■ WHAT YOU HAVE TO DO
The entries below are to be written out again without alteration.

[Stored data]

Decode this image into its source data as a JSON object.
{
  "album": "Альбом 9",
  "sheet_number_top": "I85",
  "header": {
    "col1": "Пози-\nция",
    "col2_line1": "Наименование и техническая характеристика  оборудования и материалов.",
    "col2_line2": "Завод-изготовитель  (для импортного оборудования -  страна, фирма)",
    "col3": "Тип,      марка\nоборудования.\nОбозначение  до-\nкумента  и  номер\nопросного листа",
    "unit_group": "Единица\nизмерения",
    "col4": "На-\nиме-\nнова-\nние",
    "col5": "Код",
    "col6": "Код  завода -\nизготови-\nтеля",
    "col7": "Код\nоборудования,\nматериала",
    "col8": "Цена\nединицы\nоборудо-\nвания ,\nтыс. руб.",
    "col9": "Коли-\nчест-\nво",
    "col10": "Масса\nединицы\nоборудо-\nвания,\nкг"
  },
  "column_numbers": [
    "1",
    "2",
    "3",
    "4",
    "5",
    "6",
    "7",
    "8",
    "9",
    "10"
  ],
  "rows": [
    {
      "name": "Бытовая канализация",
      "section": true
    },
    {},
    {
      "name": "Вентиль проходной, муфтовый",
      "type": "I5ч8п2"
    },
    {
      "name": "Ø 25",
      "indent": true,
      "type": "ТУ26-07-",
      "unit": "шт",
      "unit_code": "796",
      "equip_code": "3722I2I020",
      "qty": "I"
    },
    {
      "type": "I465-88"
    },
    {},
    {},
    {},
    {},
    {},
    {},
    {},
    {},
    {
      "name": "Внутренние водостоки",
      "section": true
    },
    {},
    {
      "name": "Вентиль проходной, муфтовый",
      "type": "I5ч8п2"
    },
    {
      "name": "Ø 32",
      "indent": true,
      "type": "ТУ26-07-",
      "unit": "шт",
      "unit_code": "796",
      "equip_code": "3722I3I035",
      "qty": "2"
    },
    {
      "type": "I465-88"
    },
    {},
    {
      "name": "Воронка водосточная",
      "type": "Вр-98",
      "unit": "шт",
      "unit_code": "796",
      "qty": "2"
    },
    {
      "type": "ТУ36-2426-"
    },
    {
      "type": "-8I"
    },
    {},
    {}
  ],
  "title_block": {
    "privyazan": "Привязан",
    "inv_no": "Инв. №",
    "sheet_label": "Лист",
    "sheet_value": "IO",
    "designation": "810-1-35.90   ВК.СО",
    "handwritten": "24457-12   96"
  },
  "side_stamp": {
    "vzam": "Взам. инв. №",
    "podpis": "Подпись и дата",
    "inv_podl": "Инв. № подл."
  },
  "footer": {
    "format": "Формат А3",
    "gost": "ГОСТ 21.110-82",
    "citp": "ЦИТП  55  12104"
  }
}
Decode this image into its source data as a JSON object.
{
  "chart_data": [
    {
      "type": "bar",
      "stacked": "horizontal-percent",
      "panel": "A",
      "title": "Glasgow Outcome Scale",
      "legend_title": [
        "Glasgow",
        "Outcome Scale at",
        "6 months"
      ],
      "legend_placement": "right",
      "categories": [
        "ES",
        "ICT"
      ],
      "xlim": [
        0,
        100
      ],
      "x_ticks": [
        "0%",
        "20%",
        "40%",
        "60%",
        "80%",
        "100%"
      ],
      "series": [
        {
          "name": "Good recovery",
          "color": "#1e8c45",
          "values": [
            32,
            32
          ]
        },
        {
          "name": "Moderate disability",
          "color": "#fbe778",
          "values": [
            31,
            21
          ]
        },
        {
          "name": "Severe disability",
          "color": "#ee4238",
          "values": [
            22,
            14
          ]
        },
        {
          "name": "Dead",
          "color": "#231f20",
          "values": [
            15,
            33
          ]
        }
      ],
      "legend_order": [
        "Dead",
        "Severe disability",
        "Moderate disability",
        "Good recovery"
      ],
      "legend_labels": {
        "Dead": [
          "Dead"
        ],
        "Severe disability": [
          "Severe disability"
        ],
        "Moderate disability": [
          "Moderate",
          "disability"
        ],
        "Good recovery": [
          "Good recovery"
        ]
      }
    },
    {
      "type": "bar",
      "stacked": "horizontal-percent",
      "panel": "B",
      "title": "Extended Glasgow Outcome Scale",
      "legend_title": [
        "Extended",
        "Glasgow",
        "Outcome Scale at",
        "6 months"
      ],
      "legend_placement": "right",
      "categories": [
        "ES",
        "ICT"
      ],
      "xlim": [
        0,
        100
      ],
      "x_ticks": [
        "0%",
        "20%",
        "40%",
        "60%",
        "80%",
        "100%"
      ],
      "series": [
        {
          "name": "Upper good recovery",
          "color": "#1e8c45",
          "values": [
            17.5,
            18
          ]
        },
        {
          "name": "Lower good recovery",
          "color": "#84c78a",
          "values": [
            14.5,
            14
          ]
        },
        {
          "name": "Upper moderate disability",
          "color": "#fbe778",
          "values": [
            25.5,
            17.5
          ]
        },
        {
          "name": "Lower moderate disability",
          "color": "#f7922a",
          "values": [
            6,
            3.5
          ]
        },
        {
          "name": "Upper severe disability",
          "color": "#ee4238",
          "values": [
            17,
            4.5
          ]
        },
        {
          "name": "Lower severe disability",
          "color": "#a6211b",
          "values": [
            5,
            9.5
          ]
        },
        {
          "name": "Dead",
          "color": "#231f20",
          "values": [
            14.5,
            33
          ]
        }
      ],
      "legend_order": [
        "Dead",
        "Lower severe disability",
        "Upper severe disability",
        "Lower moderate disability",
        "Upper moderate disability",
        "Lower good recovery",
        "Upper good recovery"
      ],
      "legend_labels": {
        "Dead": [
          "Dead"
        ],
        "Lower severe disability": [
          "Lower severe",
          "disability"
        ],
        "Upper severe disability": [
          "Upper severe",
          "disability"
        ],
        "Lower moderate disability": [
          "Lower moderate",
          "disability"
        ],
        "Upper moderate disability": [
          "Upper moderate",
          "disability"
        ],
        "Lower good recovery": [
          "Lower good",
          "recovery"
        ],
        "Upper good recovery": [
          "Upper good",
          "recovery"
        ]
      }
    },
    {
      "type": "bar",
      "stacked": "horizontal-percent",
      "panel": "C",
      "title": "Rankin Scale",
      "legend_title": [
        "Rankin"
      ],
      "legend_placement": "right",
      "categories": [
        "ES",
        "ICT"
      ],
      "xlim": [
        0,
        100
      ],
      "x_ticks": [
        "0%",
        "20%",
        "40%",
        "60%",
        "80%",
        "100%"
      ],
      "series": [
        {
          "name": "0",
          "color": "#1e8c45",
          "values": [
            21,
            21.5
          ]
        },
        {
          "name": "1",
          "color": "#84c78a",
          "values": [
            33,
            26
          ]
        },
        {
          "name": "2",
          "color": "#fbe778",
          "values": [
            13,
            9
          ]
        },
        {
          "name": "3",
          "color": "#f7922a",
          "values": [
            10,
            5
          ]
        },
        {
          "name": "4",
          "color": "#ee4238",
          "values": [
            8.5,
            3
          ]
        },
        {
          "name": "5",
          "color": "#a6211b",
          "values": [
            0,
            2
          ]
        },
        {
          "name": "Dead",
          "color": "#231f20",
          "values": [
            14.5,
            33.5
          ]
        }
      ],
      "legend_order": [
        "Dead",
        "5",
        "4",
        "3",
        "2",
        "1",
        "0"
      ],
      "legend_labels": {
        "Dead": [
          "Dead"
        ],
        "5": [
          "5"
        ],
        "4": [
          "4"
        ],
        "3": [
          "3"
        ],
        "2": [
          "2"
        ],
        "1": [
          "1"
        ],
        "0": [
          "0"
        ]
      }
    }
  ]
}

■ OUTPUT OF THE EXERCISE
Decode this image into its source data as a JSON object.
{
  "album": "Альбом 9",
  "sheet_number_top": "I85",
  "header": {
    "col1": "Пози-\nция",
    "col2_line1": "Наименование и техническая характеристика  оборудования и материалов.",
    "col2_line2": "Завод-изготовитель  (для импортного оборудования -  страна, фирма)",
    "col3": "Тип,      марка\nоборудования.\nОбозначение  до-\nкумента  и  номер\nопросного листа",
    "unit_group": "Единица\nизмерения",
    "col4": "На-\nиме-\nнова-\nние",
    "col5": "Код",
    "col6": "Код  завода -\nизготови-\nтеля",
    "col7": "Код\nоборудования,\nматериала",
    "col8": "Цена\nединицы\nоборудо-\nвания ,\nтыс. руб.",
    "col9": "Коли-\nчест-\nво",
    "col10": "Масса\nединицы\nоборудо-\nвания,\nкг"
  },
  "column_numbers": [
    "1",
    "2",
    "3",
    "4",
    "5",
    "6",
    "7",
    "8",
    "9",
    "10"
  ],
  "rows": [
    {
      "name": "Бытовая канализация",
      "section": true
    },
    {},
    {
      "name": "Вентиль проходной, муфтовый",
      "type": "I5ч8п2"
    },
    {
      "name": "Ø 25",
      "indent": true,
      "type": "ТУ26-07-",
      "unit": "шт",
      "unit_code": "796",
      "equip_code": "3722I2I020",
      "qty": "I"
    },
    {
      "type": "I465-88"
    },
    {},
    {},
    {},
    {},
    {},
    {},
    {},
    {},
    {
      "name": "Внутренние водостоки",
      "section": true
    },
    {},
    {
      "name": "Вентиль проходной, муфтовый",
      "type": "I5ч8п2"
    },
    {
      "name": "Ø 32",
      "indent": true,
      "type": "ТУ26-07-",
      "unit": "шт",
      "unit_code": "796",
      "equip_code": "3722I3I035",
      "qty": "2"
    },
    {
      "type": "I465-88"
    },
    {},
    {
      "name": "Воронка водосточная",
      "type": "Вр-98",
      "unit": "шт",
      "unit_code": "796",
      "qty": "2"
    },
    {
      "type": "ТУ36-2426-"
    },
    {
      "type": "-8I"
    },
    {},
    {}
  ],
  "title_block": {
    "privyazan": "Привязан",
    "inv_no": "Инв. №",
    "sheet_label": "Лист",
    "sheet_value": "IO",
    "designation": "810-1-35.90   ВК.СО",
    "handwritten": "24457-12   96"
  },
  "side_stamp": {
    "vzam": "Взам. инв. №",
    "podpis": "Подпись и дата",
    "inv_podl": "Инв. № подл."
  },
  "footer": {
    "format": "Формат А3",
    "gost": "ГОСТ 21.110-82",
    "citp": "ЦИТП  55  12104"
  }
}
Decode this image into its source data as a JSON object.
{
  "chart_data": [
    {
      "type": "bar",
      "stacked": "horizontal-percent",
      "panel": "A",
      "title": "Glasgow Outcome Scale",
      "legend_title": [
        "Glasgow",
        "Outcome Scale at",
        "6 months"
      ],
      "legend_placement": "right",
      "categories": [
        "ES",
        "ICT"
      ],
      "xlim": [
        0,
        100
      ],
      "x_ticks": [
        "0%",
        "20%",
        "40%",
        "60%",
        "80%",
        "100%"
      ],
      "series": [
        {
          "name": "Good recovery",
          "color": "#1e8c45",
          "values": [
            32,
            32
          ]
        },
        {
          "name": "Moderate disability",
          "color": "#fbe778",
          "values": [
            31,
            21
          ]
        },
        {
          "name": "Severe disability",
          "color": "#ee4238",
          "values": [
            22,
            14
          ]
        },
        {
          "name": "Dead",
          "color": "#231f20",
          "values": [
            15,
            33
          ]
        }
      ],
      "legend_order": [
        "Dead",
        "Severe disability",
        "Moderate disability",
        "Good recovery"
      ],
      "legend_labels": {
        "Dead": [
          "Dead"
        ],
        "Severe disability": [
          "Severe disability"
        ],
        "Moderate disability": [
          "Moderate",
          "disability"
        ],
        "Good recovery": [
          "Good recovery"
        ]
      }
    },
    {
      "type": "bar",
      "stacked": "horizontal-percent",
      "panel": "B",
      "title": "Extended Glasgow Outcome Scale",
      "legend_title": [
        "Extended",
        "Glasgow",
        "Outcome Scale at",
        "6 months"
      ],
      "legend_placement": "right",
      "categories": [
        "ES",
        "ICT"
      ],
      "xlim": [
        0,
        100
      ],
      "x_ticks": [
        "0%",
        "20%",
        "40%",
        "60%",
        "80%",
        "100%"
      ],
      "series": [
        {
          "name": "Upper good recovery",
          "color": "#1e8c45",
          "values": [
            17.5,
            18
          ]
        },
        {
          "name": "Lower good recovery",
          "color": "#84c78a",
          "values": [
            14.5,
            14
          ]
        },
        {
          "name": "Upper moderate disability",
          "color": "#fbe778",
          "values": [
            25.5,
            17.5
          ]
        },
        {
          "name": "Lower moderate disability",
          "color": "#f7922a",
          "values": [
            6,
            3.5
          ]
        },
        {
          "name": "Upper severe disability",
          "color": "#ee4238",
          "values": [
            17,
            4.5
          ]
        },
        {
          "name": "Lower severe disability",
          "color": "#a6211b",
          "values": [
            5,
            9.5
          ]
        },
        {
          "name": "Dead",
          "color": "#231f20",
          "values": [
            14.5,
            33
          ]
        }
      ],
      "legend_order": [
        "Dead",
        "Lower severe disability",
        "Upper severe disability",
        "Lower moderate disability",
        "Upper moderate disability",
        "Lower good recovery",
        "Upper good recovery"
      ],
      "legend_labels": {
        "Dead": [
          "Dead"
        ],
        "Lower severe disability": [
          "Lower severe",
          "disability"
        ],
        "Upper severe disability": [
          "Upper severe",
          "disability"
        ],
        "Lower moderate disability": [
          "Lower moderate",
          "disability"
        ],
        "Upper moderate disability": [
          "Upper moderate",
          "disability"
        ],
        "Lower good recovery": [
          "Lower good",
          "recovery"
        ],
        "Upper good recovery": [
          "Upper good",
          "recovery"
        ]
      }
    },
    {
      "type": "bar",
      "stacked": "horizontal-percent",
      "panel": "C",
      "title": "Rankin Scale",
      "legend_title": [
        "Rankin"
      ],
      "legend_placement": "right",
      "categories": [
        "ES",
        "ICT"
      ],
      "xlim": [
        0,
        100
      ],
      "x_ticks": [
        "0%",
        "20%",
        "40%",
        "60%",
        "80%",
        "100%"
      ],
      "series": [
        {
          "name": "0",
          "color": "#1e8c45",
          "values": [
            21,
            21.5
          ]
        },
        {
          "name": "1",
          "color": "#84c78a",
          "values": [
            33,
            26
          ]
        },
        {
          "name": "2",
          "color": "#fbe778",
          "values": [
            13,
            9
          ]
        },
        {
          "name": "3",
          "color": "#f7922a",
          "values": [
            10,
            5
          ]
        },
        {
          "name": "4",
          "color": "#ee4238",
          "values": [
            8.5,
            3
          ]
        },
        {
          "name": "5",
          "color": "#a6211b",
          "values": [
            0,
            2
          ]
        },
        {
          "name": "Dead",
          "color": "#231f20",
          "values": [
            14.5,
            33.5
          ]
        }
      ],
      "legend_order": [
        "Dead",
        "5",
        "4",
        "3",
        "2",
        "1",
        "0"
      ],
      "legend_labels": {
        "Dead": [
          "Dead"
        ],
        "5": [
          "5"
        ],
        "4": [
          "4"
        ],
        "3": [
          "3"
        ],
        "2": [
          "2"
        ],
        "1": [
          "1"
        ],
        "0": [
          "0"
        ]
      }
    }
  ]
}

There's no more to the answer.